Consigne> Recopiez les lignes depuis la première jusqu'à celle qui contient « affiliation <box>63 174 614 198</box> », incluse, en substituant « page-header » à « journal-header ». Ne modifiez rien d'autre.

####

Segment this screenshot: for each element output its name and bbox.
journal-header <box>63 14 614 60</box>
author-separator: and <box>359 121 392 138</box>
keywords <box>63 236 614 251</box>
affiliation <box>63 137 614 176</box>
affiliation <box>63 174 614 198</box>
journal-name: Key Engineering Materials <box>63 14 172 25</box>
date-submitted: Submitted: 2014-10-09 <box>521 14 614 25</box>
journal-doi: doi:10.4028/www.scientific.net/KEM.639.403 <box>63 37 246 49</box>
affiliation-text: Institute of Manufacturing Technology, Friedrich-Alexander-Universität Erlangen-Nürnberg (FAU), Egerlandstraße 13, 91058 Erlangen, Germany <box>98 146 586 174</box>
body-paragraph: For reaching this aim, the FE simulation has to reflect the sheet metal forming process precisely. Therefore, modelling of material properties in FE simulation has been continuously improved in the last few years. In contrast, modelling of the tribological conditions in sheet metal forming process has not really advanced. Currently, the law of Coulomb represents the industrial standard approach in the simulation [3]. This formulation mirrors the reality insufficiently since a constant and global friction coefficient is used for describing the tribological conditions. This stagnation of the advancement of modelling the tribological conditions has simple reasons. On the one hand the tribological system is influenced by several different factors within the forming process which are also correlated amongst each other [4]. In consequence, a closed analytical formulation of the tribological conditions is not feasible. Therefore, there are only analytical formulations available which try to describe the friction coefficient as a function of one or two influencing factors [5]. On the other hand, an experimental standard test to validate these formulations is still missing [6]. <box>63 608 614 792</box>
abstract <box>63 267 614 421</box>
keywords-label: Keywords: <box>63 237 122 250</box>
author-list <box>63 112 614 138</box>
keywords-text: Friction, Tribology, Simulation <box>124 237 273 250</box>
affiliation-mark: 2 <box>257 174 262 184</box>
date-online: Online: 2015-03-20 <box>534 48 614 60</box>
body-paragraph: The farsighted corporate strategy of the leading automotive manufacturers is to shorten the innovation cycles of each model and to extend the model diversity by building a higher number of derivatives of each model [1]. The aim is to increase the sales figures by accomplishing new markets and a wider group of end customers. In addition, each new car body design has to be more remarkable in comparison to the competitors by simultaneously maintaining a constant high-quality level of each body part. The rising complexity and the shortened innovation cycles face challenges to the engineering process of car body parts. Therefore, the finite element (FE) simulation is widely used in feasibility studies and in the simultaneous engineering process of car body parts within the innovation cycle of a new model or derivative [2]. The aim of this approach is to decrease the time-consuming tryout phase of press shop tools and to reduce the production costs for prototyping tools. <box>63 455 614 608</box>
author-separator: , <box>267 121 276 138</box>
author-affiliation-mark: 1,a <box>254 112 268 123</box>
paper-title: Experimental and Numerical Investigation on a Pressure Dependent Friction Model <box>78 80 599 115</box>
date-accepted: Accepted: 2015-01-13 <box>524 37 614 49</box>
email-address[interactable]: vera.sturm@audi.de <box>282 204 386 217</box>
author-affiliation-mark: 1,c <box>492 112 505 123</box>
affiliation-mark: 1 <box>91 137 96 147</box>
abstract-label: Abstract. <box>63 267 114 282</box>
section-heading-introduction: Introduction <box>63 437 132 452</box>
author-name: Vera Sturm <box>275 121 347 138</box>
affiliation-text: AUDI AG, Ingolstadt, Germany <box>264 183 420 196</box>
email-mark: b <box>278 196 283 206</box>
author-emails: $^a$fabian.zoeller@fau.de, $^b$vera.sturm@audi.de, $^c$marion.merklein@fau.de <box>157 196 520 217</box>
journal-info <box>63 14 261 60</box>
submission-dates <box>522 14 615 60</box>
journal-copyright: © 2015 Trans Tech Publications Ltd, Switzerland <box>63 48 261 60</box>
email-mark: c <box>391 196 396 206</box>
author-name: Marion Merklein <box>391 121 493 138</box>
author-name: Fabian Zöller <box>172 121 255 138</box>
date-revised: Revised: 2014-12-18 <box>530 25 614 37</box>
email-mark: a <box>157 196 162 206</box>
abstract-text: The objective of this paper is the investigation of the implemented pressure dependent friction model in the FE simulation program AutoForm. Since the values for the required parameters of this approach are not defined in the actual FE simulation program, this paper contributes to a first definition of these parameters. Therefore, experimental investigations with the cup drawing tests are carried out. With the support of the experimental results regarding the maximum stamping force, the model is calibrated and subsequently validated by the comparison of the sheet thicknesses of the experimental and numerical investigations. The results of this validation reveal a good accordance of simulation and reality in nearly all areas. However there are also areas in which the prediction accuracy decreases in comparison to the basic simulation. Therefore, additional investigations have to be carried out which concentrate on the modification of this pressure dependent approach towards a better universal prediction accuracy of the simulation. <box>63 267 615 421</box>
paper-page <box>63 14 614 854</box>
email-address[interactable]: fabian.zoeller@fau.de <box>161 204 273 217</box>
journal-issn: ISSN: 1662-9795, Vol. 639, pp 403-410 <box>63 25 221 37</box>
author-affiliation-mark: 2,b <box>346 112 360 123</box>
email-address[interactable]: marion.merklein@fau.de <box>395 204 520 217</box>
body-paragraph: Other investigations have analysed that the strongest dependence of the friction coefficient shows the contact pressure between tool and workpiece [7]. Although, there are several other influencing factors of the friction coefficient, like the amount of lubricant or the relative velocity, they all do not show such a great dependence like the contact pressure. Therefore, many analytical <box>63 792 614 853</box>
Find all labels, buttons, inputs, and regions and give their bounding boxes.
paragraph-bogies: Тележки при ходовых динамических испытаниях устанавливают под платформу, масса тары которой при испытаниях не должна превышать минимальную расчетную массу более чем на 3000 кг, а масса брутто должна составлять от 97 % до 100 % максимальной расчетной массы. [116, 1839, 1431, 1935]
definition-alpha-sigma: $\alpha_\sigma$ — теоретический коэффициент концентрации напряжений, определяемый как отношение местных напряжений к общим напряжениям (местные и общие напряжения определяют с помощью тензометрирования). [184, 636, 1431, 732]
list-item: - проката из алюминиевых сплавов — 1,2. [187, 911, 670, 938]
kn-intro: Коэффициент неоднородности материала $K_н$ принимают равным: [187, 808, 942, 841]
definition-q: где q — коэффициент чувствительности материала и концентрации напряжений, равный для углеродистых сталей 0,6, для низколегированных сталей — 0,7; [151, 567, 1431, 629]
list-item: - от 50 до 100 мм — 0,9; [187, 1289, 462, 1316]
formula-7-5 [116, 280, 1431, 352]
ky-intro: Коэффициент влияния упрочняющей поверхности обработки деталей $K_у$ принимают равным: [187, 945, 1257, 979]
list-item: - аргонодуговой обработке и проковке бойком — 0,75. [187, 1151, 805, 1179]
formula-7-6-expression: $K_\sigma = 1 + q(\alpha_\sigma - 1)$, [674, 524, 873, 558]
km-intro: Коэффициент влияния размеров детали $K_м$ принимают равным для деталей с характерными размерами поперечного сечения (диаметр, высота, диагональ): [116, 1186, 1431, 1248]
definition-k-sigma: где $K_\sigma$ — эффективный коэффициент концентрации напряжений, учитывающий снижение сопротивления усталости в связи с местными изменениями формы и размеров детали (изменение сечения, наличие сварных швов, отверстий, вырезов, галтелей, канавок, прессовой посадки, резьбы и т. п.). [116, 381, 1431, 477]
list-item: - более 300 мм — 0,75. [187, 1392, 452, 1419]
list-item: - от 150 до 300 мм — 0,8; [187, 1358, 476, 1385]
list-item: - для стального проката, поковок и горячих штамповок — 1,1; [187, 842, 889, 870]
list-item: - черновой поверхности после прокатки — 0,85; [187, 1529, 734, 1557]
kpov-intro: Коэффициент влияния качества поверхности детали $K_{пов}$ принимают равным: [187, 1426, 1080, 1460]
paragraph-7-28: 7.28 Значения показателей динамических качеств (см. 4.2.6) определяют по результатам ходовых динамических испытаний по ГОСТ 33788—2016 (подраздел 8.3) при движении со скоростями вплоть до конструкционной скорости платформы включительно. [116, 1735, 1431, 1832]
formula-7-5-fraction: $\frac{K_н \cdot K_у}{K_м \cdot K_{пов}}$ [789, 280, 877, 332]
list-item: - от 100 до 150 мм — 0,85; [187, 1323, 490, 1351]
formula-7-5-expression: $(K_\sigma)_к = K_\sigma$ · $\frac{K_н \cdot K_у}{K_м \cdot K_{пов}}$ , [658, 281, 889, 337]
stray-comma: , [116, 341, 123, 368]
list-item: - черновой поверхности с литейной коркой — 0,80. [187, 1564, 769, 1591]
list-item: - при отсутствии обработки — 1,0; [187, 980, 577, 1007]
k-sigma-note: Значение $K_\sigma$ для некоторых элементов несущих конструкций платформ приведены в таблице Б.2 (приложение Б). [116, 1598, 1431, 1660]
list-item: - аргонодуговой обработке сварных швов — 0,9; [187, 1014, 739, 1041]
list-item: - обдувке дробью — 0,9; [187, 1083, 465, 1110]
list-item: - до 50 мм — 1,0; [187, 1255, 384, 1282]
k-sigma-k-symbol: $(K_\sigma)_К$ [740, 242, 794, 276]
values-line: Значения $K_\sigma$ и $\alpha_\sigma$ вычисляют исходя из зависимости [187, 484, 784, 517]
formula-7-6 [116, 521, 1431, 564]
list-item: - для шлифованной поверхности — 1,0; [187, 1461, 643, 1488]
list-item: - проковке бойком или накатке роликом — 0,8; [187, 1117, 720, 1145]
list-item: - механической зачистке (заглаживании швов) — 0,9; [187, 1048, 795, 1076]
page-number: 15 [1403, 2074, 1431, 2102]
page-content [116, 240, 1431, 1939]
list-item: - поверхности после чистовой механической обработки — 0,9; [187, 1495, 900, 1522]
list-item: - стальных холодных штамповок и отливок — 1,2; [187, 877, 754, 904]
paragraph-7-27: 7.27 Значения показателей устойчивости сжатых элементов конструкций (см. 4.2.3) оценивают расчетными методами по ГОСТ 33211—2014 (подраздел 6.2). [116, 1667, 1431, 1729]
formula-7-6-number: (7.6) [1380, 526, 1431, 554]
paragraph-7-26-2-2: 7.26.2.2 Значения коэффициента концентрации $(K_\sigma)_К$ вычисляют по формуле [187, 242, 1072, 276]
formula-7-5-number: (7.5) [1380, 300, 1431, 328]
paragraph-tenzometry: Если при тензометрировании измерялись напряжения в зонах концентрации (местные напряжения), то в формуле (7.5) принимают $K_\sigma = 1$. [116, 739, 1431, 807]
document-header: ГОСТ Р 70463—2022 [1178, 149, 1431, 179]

####

Réponse>
Segment this screenshot: for each element output its name and bbox.
page-header <box>63 14 614 60</box>
author-separator: and <box>359 121 392 138</box>
keywords <box>63 236 614 251</box>
affiliation <box>63 137 614 176</box>
affiliation <box>63 174 614 198</box>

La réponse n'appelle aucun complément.